Die aktuellen politischen und geopolitischen Verhältnisse führen zu heftigen Turbulenzen

Die aktuellen politischen und geopolitischen Verhältnisse führen zu heftigen Turbulenzen (Quelle: Adobe Stock)

Ausgangslage

Die Energiewende prägt auch nach dem Regierungswechsel Teile der innenpolitischen Debatte, d.h. der Ausstieg aus der Nutzung der Kernenergie sowie die Dekarbonisierung stehen weit oben auf der Agenda der neuen Bundesregierung. Kontinuität in der Energie- und Klimapolitik kann weiterhin als gegeben angesehen werden. Zur Kontinuität gehört allerdings auch, dass wesentliche Eckpfeiler der Energiewende umstritten bleiben.

Außenpolitische Einflüsse gewinnen an Bedeutung. Die mit ihnen verbundenen Herausforderungen sind deutlich schwerer zu bewältigen und stellen somit Risiken von besonderer Qualität dar. Eine hohe Importabhängigkeit und steigende Energiepreise geben Anlass zu Sorge und Verunsicherung. Darüber hinaus erschüttert die zum Jahresbegeginn in Kraft getretene Taxonomieverordnung der EU die vermeintlich festzementierte Vorrangstellung der erneuerbaren Energien. Der Krieg in der Ukraine mit der Folge, dass Deutschland und Europa ihre hohe Energieabhängigkeit vom Agressor Russland so schnell wie möglich beenden wollen, wirft grundsätzliche Fragen nach der Energiesicherheit auf. Das zeigt erneut, dass Energiesysteme aus heutiger Sicht nicht isoliert von anderen Beziehungen betrachtet werden können.

Transformation unter Druck

Energiewende

Die zu Grunde liegende Datenbasis zeigt, dass der Energieverbrauch in Deutschland 2021 eine Höhe von 12.193 Petajoule (PJ) erreicht; das entspricht einem Anstieg um 2,6 % gegenüber dem Vorjahr. Im Detail hat sich der Verbrauch von Braunkohle um 18 % auf 1.130 PJ erhöht. Braunkohle hatte damit 2021 einen Anteil von 9,3 % (Vorjahr: 8,1 %) am gesamten PEV. Der Verbrauch an Steinkohle stieg 2021 um 17,9 % und erreichte eine Höhe von 1.052 PJ; der Anteil der Steinkohle am gesamten PEV erhöhte sich von 7,5 auf 8,6 %. Der Verbrauch von Mineralöl verminderte sich 2021 insgesamt um 5,1 % auf 3.877 PJ; der Anteil des Mineralöls am gesamten PEV sank auf 31,8 % (Vorjahr 34,4 %). Der Erdgasverbrauch erhöhte sich 2021 um 3,9 % auf 3.258 PJ; der Anteil des Erdgases am gesamten PEV stieg leicht von 26,4 auf 26,7 %. Die erneuerbaren Energien verminderten ihren Beitrag zum PEV 2021 leicht um 0,2 % auf 1.962 PJ; der Anteil der Erneuerbaren am gesamten PEV erreichte 2021 einen Anteil von 16,1 % (Vorjahr: 16,5) %. Der Beitrag der Kernenergie zum PEV stieg auf 753 PJ; 2021 hatte die Kernenergie einen Anteil von 6,2 % (Vorjahr: 5,9 %) am gesamten Energieverbrauch. 2021 floss erneut mehr Strom ins Ausland als umgekehrt nach Deutschland hinein. In Summe ging der Stromaustauschsaldo auf 20.440 GWh (73,6 PJ) zurück [1].

BEREITGESTELLTE ZEILEN =
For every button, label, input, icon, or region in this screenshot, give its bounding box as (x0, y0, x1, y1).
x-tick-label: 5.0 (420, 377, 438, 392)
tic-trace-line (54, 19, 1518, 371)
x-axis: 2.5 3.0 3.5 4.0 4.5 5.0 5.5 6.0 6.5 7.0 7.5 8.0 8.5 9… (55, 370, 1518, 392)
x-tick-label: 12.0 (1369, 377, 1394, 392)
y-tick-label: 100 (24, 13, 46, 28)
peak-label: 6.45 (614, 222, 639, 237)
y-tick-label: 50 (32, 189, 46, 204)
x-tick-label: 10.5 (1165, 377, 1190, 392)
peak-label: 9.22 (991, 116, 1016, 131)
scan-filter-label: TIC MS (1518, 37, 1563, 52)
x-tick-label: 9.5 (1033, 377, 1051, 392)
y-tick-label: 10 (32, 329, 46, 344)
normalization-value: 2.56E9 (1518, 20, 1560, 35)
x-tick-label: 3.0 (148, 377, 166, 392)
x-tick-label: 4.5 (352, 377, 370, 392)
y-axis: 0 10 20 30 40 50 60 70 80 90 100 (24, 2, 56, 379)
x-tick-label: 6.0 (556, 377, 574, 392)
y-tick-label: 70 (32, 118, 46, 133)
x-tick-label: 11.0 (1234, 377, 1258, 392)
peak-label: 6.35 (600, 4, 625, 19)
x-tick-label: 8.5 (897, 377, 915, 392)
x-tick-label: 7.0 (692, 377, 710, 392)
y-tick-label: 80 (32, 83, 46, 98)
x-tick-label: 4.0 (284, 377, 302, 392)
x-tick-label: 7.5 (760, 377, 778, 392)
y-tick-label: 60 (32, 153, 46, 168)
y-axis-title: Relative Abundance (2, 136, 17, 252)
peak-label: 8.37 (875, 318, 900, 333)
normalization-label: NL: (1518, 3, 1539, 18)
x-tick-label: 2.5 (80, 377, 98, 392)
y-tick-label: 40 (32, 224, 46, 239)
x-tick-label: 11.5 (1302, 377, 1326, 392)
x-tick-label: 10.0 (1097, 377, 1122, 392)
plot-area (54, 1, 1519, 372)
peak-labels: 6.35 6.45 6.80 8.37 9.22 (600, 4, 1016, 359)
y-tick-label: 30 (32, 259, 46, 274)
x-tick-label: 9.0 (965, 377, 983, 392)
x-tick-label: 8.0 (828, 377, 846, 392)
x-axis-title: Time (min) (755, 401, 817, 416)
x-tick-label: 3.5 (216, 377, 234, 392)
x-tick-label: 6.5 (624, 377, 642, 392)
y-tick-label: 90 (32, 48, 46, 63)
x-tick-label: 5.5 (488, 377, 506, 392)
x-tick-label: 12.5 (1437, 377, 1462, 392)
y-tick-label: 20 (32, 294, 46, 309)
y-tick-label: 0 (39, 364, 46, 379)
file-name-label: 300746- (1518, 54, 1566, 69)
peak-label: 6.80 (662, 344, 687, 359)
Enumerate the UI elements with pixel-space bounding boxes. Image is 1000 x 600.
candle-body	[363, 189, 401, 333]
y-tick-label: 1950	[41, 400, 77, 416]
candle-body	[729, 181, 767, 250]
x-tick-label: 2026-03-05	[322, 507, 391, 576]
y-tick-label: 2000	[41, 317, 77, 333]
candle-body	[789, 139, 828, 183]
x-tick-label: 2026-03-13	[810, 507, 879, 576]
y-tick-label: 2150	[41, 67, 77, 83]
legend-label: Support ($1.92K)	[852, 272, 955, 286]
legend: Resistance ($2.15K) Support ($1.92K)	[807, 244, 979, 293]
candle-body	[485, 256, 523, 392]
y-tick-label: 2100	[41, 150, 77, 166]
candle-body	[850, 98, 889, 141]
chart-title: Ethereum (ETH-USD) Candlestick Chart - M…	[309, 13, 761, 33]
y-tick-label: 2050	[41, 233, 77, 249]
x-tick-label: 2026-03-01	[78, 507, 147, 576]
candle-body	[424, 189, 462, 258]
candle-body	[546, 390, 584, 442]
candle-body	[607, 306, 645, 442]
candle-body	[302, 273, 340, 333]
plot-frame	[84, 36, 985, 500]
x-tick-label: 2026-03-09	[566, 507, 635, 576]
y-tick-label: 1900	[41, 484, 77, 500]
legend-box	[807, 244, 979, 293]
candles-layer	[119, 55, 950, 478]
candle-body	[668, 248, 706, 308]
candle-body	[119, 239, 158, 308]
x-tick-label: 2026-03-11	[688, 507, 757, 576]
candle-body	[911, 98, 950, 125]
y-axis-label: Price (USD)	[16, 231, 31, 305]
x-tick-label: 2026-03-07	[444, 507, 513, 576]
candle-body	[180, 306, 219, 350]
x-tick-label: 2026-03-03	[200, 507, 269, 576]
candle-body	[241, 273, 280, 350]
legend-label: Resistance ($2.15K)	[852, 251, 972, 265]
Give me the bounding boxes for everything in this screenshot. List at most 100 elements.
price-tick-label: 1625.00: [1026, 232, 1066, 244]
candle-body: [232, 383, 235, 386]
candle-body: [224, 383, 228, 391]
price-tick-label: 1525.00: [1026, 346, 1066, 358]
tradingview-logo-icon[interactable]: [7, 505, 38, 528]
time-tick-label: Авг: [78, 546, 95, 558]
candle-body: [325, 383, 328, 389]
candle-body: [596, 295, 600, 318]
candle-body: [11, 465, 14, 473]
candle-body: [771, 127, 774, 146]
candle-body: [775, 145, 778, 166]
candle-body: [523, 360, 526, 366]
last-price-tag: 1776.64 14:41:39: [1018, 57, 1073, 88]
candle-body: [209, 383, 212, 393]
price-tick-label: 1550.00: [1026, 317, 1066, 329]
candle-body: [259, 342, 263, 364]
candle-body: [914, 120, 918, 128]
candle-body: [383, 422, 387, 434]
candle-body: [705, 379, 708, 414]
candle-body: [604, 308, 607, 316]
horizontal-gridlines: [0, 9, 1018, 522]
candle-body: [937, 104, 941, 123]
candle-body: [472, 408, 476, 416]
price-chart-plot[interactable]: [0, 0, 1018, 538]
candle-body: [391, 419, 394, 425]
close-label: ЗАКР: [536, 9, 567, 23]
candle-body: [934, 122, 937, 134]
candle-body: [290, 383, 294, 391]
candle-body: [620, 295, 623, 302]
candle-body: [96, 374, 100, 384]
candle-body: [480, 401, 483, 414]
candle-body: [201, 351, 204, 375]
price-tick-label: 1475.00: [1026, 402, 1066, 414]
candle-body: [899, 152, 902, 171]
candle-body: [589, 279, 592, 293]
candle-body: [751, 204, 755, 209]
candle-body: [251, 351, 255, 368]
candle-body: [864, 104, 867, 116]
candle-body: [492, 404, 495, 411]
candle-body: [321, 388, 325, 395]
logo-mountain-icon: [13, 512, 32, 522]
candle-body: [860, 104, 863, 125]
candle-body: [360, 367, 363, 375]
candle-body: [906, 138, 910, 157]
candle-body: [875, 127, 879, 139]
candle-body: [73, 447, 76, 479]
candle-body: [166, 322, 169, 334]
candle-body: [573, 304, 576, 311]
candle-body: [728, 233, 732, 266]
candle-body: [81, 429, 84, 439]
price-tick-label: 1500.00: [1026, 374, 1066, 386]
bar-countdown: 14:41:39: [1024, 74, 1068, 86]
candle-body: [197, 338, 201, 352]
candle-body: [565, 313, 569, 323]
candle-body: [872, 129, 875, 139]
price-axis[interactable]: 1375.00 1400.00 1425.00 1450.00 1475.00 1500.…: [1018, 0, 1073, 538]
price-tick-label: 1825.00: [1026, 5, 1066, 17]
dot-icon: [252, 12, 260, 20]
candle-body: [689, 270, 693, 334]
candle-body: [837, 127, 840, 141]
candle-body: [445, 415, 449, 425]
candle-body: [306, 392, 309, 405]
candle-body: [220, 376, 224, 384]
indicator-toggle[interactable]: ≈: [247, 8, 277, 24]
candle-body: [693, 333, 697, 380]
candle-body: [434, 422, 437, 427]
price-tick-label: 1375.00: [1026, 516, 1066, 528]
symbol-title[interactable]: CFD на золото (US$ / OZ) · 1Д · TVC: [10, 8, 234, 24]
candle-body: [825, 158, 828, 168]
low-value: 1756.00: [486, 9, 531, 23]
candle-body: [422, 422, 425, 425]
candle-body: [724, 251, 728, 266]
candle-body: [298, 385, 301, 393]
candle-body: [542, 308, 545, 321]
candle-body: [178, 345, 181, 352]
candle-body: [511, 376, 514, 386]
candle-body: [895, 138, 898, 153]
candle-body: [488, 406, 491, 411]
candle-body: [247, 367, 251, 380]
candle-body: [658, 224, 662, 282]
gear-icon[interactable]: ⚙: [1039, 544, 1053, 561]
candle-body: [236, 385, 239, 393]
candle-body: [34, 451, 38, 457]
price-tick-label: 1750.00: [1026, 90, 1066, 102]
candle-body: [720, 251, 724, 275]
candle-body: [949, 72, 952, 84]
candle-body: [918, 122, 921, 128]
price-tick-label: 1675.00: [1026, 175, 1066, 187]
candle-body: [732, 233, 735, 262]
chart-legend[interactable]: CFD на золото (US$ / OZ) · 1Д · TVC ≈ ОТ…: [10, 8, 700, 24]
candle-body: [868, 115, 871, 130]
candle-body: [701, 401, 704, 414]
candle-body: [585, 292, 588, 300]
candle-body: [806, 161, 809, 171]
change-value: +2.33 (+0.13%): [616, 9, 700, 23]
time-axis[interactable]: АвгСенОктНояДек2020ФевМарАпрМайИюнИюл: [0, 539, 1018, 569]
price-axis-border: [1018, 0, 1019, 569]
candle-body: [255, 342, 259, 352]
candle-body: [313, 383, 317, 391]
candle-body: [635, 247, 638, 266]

AUFGABE = Führen Sie den Textauszug zur Energiewende in Deutschland im Anschluss an seinen letzten Satz weiter. Die Zeilen werden zur Bearbeitung nicht benötigt.

ANTWORT ZUR AUFGABE =
Viele Fachleute sehen – allerdings vorrangig mit Blick auf das Ziel Klimaschutz – die technisch-ökonomischen Voraussetzungen für eine Energiewende als gegeben an. Zahlreiche Institutionen haben dazu entsprechende Berichte publiziert [2]. Während der Ausstieg weitgehend nach Plan verläuft, verzögert sich der Umbau [3]. Es entsteht eine Diskrepanz, die mit Wasserstoff und Batterien geschlossen werden soll. Maßnahmen zur Beschleunigung werden implementiert, um das nationale Energiesystem in der dafür vorgesehenen Spur zu halten und um Zweifel an der Realisierbarkeit der Energiewende bereits im Keim zu ersticken [4]. Es bleibt festzuhalten, dass der Energiemix in Deutschland diversifiziert ist, aber gegenwärtig durch energiepolitische Zielvorgaben eingeengt wird. Global betrachtet hat die Energiewende viel Beachtung, aber nicht nur „follower“ gefunden.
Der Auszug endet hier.